Would you quote every entry exactly, dropping only the pictures?

╭─ Data for the task

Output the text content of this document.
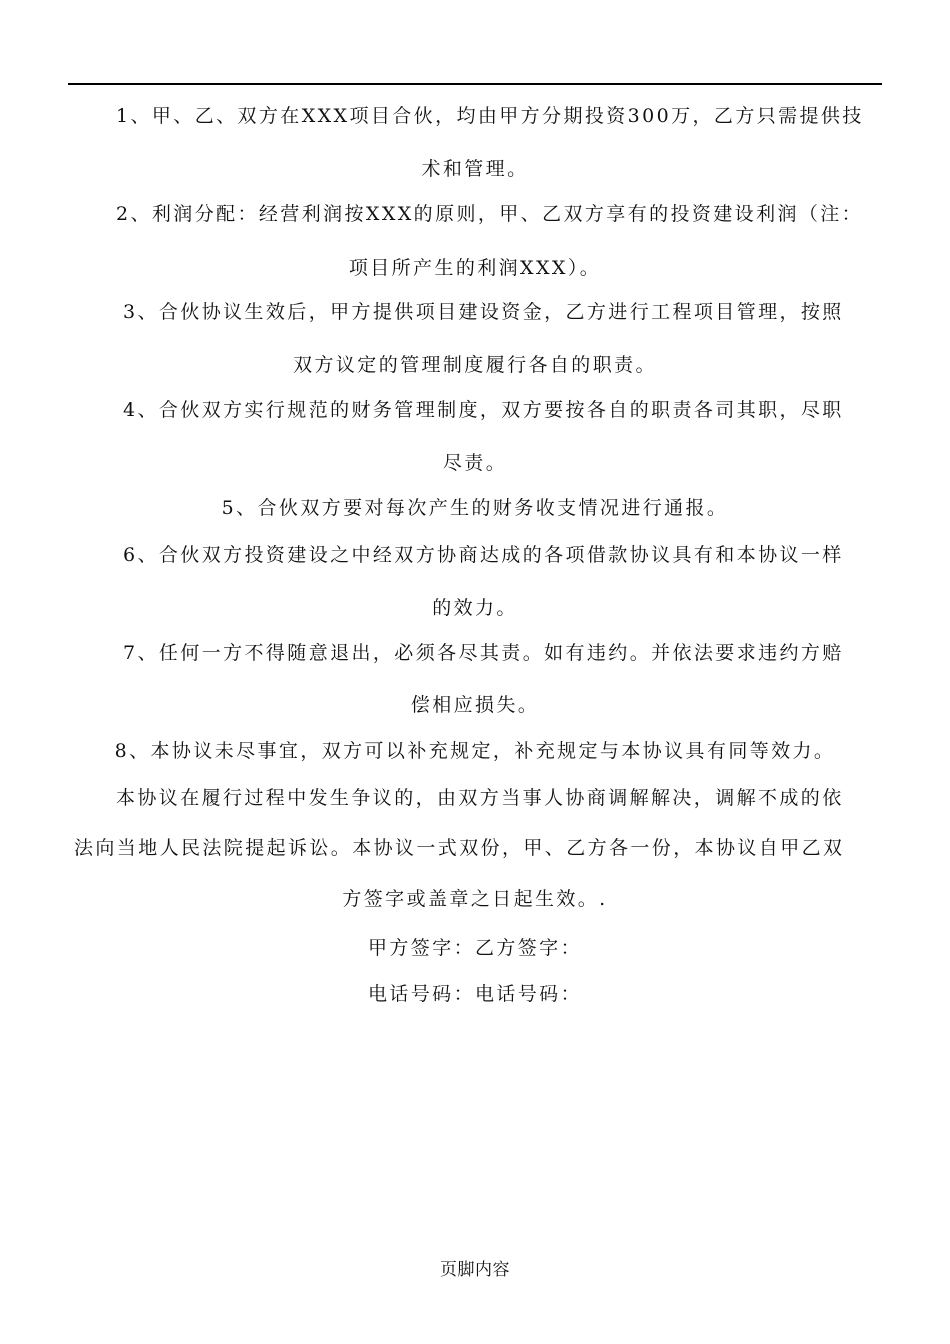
1、甲、乙、双方在XXX项目合伙，均由甲方分期投资300万，乙方只需提供技
术和管理。
2、利润分配：经营利润按XXX的原则，甲、乙双方享有的投资建设利润（注：
项目所产生的利润XXX）。
3、合伙协议生效后，甲方提供项目建设资金，乙方进行工程项目管理，按照
双方议定的管理制度履行各自的职责。
4、合伙双方实行规范的财务管理制度，双方要按各自的职责各司其职，尽职
尽责。
5、合伙双方要对每次产生的财务收支情况进行通报。
6、合伙双方投资建设之中经双方协商达成的各项借款协议具有和本协议一样
的效力。
7、任何一方不得随意退出，必须各尽其责。如有违约。并依法要求违约方赔
偿相应损失。
8、本协议未尽事宜，双方可以补充规定，补充规定与本协议具有同等效力。
本协议在履行过程中发生争议的，由双方当事人协商调解解决，调解不成的依
法向当地人民法院提起诉讼。本协议一式双份，甲、乙方各一份，本协议自甲乙双
方签字或盖章之日起生效。.
甲方签字：乙方签字：
电话号码：电话号码：
页脚内容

╰─

Expected answer:
Output the text content of this document.
1、甲、乙、双方在XXX项目合伙，均由甲方分期投资300万，乙方只需提供技
术和管理。
2、利润分配：经营利润按XXX的原则，甲、乙双方享有的投资建设利润（注：
项目所产生的利润XXX）。
3、合伙协议生效后，甲方提供项目建设资金，乙方进行工程项目管理，按照
双方议定的管理制度履行各自的职责。
4、合伙双方实行规范的财务管理制度，双方要按各自的职责各司其职，尽职
尽责。
5、合伙双方要对每次产生的财务收支情况进行通报。
6、合伙双方投资建设之中经双方协商达成的各项借款协议具有和本协议一样
的效力。
7、任何一方不得随意退出，必须各尽其责。如有违约。并依法要求违约方赔
偿相应损失。
8、本协议未尽事宜，双方可以补充规定，补充规定与本协议具有同等效力。
本协议在履行过程中发生争议的，由双方当事人协商调解解决，调解不成的依
法向当地人民法院提起诉讼。本协议一式双份，甲、乙方各一份，本协议自甲乙双
方签字或盖章之日起生效。.
甲方签字：乙方签字：
电话号码：电话号码：
页脚内容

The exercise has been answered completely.